Collected data entries
* START *

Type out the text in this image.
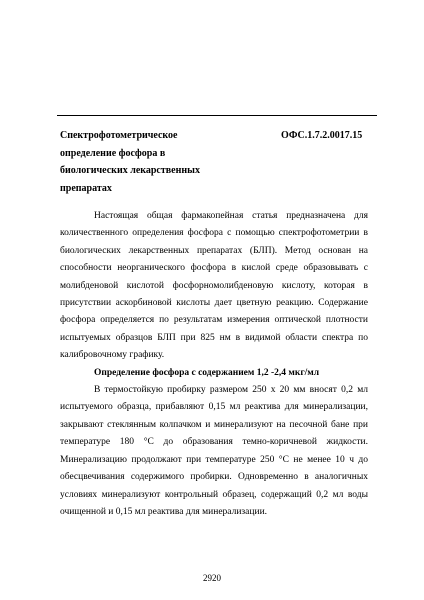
Спектрофотометрическое определение фосфора в биологических лекарственных препаратах
ОФС.1.7.2.0017.15

Настоящая общая фармакопейная статья предназначена для количественного определения фосфора с помощью спектрофотометрии в биологических лекарственных препаратах (БЛП). Метод основан на способности неорганического фосфора в кислой среде образовывать с молибденовой кислотой фосфорномолибденовую кислоту, которая в присутствии аскорбиновой кислоты дает цветную реакцию. Содержание фосфора определяется по результатам измерения оптической плотности испытуемых образцов БЛП при 825 нм в видимой области спектра по калибровочному графику.

Определение фосфора с содержанием 1,2 -2,4 мкг/мл

В термостойкую пробирку размером 250 х 20 мм вносят 0,2 мл испытуемого образца, прибавляют 0,15 мл реактива для минерализации, закрывают стеклянным колпачком и минерализуют на песочной бане при температуре 180 °С до образования темно-коричневой жидкости. Минерализацию продолжают при температуре 250 °С не менее 10 ч до обесцвечивания содержимого пробирки. Одновременно в аналогичных условиях минерализуют контрольный образец, содержащий 0,2 мл воды очищенной и 0,15 мл реактива для минерализации.

2920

* END *

INSTRUCTIONS FOR THE TASK :: Write out the full listing verbatim, excluding its pictures.

CORRECT RESPONSE ::
Type out the text in this image.
Спектрофотометрическое определение фосфора в биологических лекарственных препаратах
ОФС.1.7.2.0017.15

Настоящая общая фармакопейная статья предназначена для количественного определения фосфора с помощью спектрофотометрии в биологических лекарственных препаратах (БЛП). Метод основан на способности неорганического фосфора в кислой среде образовывать с молибденовой кислотой фосфорномолибденовую кислоту, которая в присутствии аскорбиновой кислоты дает цветную реакцию. Содержание фосфора определяется по результатам измерения оптической плотности испытуемых образцов БЛП при 825 нм в видимой области спектра по калибровочному графику.

Определение фосфора с содержанием 1,2 -2,4 мкг/мл

В термостойкую пробирку размером 250 х 20 мм вносят 0,2 мл испытуемого образца, прибавляют 0,15 мл реактива для минерализации, закрывают стеклянным колпачком и минерализуют на песочной бане при температуре 180 °С до образования темно-коричневой жидкости. Минерализацию продолжают при температуре 250 °С не менее 10 ч до обесцвечивания содержимого пробирки. Одновременно в аналогичных условиях минерализуют контрольный образец, содержащий 0,2 мл воды очищенной и 0,15 мл реактива для минерализации.

2920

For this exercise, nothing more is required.